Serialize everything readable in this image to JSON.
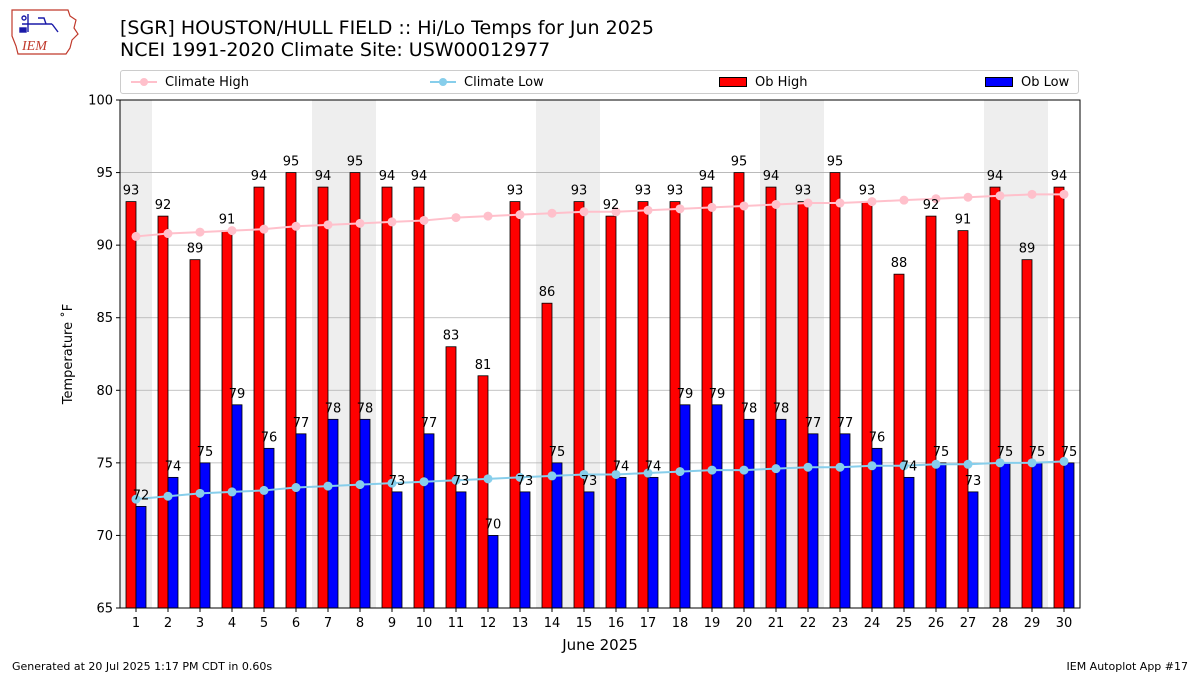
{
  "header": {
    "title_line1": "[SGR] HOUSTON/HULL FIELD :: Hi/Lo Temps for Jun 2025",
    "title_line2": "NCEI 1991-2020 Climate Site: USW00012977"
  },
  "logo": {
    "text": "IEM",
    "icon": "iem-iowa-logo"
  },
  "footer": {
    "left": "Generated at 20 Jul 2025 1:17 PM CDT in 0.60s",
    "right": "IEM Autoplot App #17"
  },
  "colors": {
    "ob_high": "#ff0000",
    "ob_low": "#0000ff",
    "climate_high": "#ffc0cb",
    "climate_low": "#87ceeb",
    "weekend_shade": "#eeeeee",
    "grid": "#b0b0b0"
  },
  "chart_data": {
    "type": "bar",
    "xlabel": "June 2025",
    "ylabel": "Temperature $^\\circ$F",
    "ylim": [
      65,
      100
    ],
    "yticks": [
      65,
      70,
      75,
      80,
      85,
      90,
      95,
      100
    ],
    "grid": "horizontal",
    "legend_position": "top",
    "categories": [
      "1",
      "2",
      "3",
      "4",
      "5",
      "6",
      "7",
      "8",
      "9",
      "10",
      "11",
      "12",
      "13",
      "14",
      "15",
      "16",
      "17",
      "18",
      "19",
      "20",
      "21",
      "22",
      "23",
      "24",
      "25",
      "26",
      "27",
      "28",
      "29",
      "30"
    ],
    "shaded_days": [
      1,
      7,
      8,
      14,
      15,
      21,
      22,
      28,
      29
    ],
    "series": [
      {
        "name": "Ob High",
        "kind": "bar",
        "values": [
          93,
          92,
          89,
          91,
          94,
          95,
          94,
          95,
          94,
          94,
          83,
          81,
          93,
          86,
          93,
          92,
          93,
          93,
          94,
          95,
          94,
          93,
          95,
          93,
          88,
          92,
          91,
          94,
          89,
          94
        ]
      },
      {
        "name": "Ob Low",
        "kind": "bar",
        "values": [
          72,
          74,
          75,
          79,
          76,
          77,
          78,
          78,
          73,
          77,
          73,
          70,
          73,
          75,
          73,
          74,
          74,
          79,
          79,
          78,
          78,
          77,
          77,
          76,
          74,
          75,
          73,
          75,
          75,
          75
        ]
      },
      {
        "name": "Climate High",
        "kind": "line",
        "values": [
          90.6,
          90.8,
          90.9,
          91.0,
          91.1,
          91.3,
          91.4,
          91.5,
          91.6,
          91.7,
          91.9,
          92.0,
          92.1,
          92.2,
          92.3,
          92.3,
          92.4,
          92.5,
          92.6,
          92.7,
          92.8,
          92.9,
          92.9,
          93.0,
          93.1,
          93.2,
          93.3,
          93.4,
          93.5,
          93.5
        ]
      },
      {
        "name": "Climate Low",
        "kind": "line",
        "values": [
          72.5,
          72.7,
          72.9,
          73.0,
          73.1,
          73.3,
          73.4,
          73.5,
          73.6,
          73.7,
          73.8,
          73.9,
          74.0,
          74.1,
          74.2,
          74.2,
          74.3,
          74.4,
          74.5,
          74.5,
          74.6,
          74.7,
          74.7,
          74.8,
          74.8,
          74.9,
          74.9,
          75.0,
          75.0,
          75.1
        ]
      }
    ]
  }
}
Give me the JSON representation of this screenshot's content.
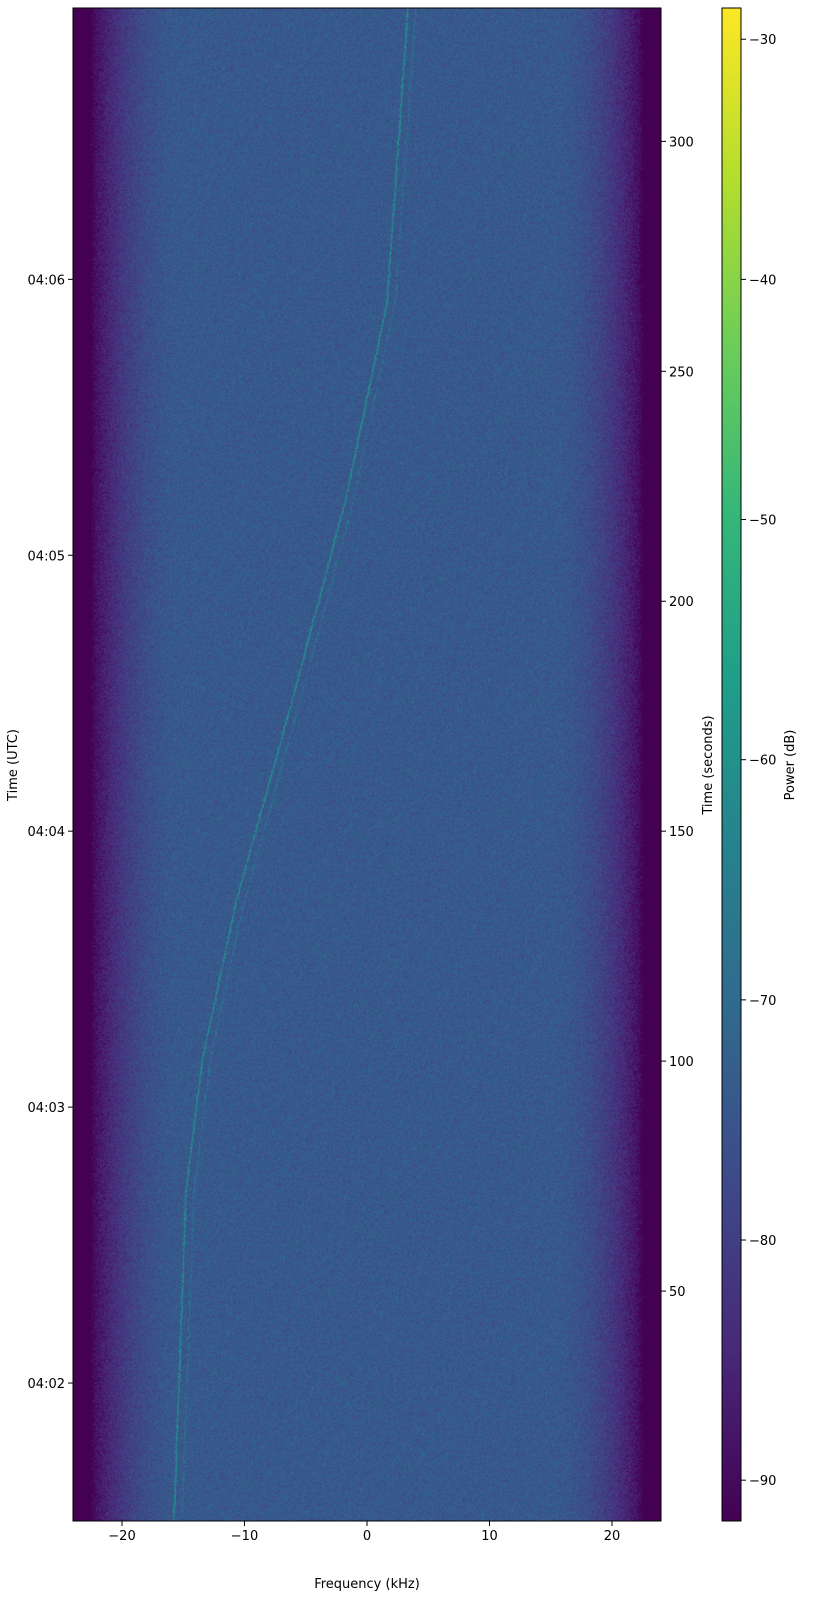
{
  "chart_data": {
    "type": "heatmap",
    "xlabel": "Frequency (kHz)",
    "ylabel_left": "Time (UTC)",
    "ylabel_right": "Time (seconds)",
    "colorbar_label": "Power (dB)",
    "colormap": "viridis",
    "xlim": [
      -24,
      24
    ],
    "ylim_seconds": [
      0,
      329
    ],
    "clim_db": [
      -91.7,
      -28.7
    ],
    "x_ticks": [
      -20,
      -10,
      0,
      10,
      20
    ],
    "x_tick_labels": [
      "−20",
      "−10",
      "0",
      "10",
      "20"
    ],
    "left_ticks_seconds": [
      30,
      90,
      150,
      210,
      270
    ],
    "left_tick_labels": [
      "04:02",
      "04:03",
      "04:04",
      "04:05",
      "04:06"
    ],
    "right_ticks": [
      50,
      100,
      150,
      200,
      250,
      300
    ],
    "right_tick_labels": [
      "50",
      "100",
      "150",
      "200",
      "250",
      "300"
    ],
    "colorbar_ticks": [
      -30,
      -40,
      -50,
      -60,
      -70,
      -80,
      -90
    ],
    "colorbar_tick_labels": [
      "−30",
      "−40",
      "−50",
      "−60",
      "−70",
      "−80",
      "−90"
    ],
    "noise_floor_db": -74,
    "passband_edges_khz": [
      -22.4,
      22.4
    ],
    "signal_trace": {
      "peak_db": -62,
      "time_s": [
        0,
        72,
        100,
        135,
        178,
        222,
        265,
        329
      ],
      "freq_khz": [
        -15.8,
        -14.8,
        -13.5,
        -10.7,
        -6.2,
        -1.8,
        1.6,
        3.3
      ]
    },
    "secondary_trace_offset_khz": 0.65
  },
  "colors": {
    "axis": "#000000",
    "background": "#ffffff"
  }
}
=======
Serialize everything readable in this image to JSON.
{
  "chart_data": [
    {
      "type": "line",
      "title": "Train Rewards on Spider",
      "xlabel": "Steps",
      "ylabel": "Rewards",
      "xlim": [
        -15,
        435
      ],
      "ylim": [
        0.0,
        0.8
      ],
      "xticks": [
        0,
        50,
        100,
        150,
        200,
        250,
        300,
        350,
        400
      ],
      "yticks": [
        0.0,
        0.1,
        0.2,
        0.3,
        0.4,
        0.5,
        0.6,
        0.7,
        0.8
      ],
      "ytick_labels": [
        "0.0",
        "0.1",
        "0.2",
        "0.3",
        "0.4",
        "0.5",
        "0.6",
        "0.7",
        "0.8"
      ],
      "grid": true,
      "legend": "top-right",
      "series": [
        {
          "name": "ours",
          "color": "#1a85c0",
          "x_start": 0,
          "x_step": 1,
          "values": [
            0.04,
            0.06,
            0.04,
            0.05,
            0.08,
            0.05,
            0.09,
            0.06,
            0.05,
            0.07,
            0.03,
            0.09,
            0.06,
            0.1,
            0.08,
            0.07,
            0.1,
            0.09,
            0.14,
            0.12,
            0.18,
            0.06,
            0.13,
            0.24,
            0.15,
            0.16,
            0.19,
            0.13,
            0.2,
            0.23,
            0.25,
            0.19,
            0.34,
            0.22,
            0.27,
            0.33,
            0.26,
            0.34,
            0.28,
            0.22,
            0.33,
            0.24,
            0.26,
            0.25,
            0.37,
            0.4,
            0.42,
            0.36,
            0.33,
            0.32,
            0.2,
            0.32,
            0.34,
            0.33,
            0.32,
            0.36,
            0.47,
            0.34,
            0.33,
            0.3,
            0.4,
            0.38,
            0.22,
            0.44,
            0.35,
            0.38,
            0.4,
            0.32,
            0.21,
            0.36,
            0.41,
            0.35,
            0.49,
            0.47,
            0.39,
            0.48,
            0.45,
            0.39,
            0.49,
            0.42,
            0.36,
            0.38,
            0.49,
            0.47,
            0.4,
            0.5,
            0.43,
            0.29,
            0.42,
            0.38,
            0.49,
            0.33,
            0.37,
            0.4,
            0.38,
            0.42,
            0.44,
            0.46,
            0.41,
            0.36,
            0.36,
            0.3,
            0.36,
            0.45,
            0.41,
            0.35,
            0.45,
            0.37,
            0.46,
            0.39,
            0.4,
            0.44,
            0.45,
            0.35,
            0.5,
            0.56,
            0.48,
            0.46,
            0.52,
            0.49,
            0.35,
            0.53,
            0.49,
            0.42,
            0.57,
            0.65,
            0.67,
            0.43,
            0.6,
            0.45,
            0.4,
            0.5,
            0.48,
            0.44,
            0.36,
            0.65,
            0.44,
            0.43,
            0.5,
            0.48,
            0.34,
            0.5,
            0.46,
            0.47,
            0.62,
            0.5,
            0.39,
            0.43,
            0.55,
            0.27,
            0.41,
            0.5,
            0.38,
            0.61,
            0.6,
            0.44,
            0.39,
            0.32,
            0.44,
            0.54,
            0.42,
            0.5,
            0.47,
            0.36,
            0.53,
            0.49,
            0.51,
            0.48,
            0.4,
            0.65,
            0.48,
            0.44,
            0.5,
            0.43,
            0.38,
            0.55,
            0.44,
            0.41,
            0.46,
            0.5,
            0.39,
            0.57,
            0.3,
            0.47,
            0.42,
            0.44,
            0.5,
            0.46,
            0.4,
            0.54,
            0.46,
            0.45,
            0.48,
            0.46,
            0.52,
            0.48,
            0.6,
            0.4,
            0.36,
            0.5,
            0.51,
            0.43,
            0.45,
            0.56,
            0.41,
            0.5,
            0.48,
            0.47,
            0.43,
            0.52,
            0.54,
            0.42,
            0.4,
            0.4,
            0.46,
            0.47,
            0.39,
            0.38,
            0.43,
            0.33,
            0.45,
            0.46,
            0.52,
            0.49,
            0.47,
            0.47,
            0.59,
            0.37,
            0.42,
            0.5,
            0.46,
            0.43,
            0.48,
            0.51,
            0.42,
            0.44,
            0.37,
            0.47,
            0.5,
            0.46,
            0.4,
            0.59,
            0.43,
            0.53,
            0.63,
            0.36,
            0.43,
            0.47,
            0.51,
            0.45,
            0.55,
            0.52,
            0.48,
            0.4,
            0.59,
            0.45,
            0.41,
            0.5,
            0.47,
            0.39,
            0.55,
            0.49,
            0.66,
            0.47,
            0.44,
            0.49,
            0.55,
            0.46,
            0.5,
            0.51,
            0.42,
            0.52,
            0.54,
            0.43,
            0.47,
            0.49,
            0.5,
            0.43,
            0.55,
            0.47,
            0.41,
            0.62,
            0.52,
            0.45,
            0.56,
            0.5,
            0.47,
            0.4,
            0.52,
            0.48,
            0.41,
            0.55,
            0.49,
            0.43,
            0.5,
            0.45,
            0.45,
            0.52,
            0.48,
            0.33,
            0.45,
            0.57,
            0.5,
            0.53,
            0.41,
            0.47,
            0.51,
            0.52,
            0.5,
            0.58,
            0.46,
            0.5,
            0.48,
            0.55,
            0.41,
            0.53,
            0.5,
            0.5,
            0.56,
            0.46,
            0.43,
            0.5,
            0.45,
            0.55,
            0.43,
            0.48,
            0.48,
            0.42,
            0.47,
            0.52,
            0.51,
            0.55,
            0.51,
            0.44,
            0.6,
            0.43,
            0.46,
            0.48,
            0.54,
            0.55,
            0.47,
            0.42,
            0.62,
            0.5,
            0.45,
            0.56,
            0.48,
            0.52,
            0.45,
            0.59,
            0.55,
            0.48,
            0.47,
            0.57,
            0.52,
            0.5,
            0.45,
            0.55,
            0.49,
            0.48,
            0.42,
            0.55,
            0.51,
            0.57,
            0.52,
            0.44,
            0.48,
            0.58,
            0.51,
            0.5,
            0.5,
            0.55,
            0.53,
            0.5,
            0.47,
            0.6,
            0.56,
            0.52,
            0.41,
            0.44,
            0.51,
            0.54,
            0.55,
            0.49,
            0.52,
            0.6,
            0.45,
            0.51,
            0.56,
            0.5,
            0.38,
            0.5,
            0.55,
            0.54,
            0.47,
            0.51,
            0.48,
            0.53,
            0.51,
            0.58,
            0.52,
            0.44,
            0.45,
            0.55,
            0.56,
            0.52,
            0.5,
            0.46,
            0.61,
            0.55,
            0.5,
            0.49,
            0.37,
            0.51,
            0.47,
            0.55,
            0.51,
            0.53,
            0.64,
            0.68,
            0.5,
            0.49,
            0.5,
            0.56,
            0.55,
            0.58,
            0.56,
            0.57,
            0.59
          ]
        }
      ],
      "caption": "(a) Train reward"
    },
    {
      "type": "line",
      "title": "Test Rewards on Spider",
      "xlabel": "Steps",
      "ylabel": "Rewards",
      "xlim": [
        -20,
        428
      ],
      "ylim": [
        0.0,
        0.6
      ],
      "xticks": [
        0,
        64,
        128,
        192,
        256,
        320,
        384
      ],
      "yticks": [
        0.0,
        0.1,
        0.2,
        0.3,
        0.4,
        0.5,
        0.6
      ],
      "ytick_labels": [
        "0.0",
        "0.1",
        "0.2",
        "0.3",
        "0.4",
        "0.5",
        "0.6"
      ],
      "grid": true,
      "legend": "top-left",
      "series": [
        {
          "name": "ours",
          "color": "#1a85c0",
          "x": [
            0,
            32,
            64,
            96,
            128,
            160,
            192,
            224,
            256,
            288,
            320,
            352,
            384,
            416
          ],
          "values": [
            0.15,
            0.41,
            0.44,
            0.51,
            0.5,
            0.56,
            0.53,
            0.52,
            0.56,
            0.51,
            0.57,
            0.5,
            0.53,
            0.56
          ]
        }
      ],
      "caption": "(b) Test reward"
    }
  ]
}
=======
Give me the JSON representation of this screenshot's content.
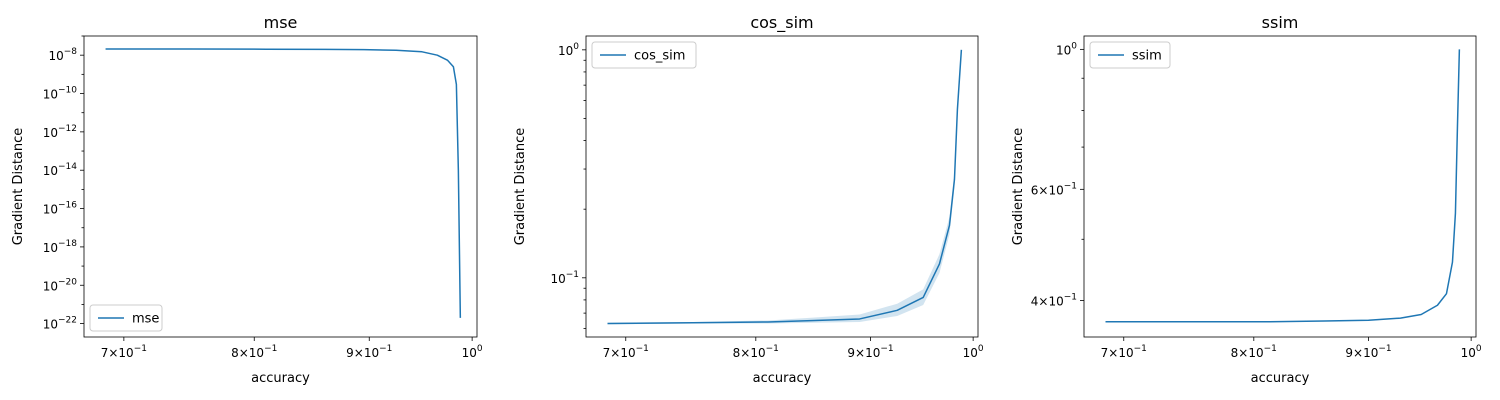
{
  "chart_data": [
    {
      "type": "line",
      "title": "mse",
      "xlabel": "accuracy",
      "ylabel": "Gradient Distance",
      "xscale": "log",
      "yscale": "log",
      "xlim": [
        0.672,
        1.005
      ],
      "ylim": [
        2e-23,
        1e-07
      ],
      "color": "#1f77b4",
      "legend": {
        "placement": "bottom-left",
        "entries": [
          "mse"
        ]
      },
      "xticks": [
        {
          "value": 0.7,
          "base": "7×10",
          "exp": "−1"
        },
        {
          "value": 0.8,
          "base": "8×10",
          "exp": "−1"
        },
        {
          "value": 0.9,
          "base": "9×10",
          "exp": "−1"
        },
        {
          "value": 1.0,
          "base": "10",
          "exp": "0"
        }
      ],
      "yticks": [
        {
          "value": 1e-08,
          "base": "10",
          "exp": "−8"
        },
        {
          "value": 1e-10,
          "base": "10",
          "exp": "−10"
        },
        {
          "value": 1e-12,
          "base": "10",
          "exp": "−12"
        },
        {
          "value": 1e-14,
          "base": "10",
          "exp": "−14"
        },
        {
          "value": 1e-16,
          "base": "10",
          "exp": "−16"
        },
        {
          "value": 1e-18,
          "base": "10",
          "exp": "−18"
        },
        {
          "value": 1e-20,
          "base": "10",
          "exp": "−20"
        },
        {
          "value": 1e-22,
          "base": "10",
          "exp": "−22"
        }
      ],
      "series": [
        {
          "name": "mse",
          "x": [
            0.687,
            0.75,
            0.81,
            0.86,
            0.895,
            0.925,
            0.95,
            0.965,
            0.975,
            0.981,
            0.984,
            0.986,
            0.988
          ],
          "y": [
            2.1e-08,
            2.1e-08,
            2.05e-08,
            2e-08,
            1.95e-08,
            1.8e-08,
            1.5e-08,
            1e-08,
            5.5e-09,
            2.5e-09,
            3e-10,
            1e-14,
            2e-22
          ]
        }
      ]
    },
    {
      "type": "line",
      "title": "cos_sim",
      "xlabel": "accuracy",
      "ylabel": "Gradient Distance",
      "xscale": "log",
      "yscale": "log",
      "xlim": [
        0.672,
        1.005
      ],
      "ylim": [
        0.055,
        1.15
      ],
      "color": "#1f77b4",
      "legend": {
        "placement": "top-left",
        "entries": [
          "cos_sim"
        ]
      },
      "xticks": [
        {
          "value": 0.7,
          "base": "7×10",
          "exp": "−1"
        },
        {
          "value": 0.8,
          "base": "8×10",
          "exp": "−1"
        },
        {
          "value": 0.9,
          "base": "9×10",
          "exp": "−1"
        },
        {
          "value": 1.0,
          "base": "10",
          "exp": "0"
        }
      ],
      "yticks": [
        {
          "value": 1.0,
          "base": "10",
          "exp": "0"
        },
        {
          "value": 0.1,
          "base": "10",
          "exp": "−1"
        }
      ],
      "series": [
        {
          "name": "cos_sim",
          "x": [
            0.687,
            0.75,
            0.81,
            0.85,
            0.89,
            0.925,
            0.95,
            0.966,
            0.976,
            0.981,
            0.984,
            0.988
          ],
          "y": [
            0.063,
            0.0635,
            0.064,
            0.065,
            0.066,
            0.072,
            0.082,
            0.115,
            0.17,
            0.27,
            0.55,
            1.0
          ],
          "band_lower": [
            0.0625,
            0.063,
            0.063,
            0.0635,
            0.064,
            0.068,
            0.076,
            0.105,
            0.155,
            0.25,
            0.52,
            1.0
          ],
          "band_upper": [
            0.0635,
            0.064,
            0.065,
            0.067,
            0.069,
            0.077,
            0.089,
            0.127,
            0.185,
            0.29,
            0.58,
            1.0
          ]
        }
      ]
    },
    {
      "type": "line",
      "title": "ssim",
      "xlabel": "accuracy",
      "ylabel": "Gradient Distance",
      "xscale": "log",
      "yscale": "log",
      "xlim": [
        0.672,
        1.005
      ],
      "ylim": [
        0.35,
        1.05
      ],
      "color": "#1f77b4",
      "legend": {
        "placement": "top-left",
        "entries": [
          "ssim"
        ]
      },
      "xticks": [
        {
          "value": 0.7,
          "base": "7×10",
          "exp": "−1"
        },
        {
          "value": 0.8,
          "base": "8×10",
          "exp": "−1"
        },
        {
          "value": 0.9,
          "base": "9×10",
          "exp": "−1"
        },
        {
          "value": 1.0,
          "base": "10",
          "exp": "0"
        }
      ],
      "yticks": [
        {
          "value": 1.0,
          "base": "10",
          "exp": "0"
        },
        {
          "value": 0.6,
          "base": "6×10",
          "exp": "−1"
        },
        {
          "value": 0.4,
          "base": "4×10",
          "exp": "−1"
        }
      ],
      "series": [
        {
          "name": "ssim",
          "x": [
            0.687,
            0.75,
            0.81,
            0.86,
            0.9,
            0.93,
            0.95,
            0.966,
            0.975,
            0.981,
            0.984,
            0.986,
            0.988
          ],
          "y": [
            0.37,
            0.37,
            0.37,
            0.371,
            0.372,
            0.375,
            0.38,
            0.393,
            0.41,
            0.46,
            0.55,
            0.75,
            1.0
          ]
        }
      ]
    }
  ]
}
=======
> [Objective]:
Return all lines with the word "name" in them.

> [Solution for this exercise]:
        "name": "Ob High",
        "name": "Ob Low",
        "name": "Climate High",
        "name": "Climate Low",
          "name": "ours",
          "name": "ours",
          "name": "mse",
          "name": "cos_sim",
          "name": "ssim",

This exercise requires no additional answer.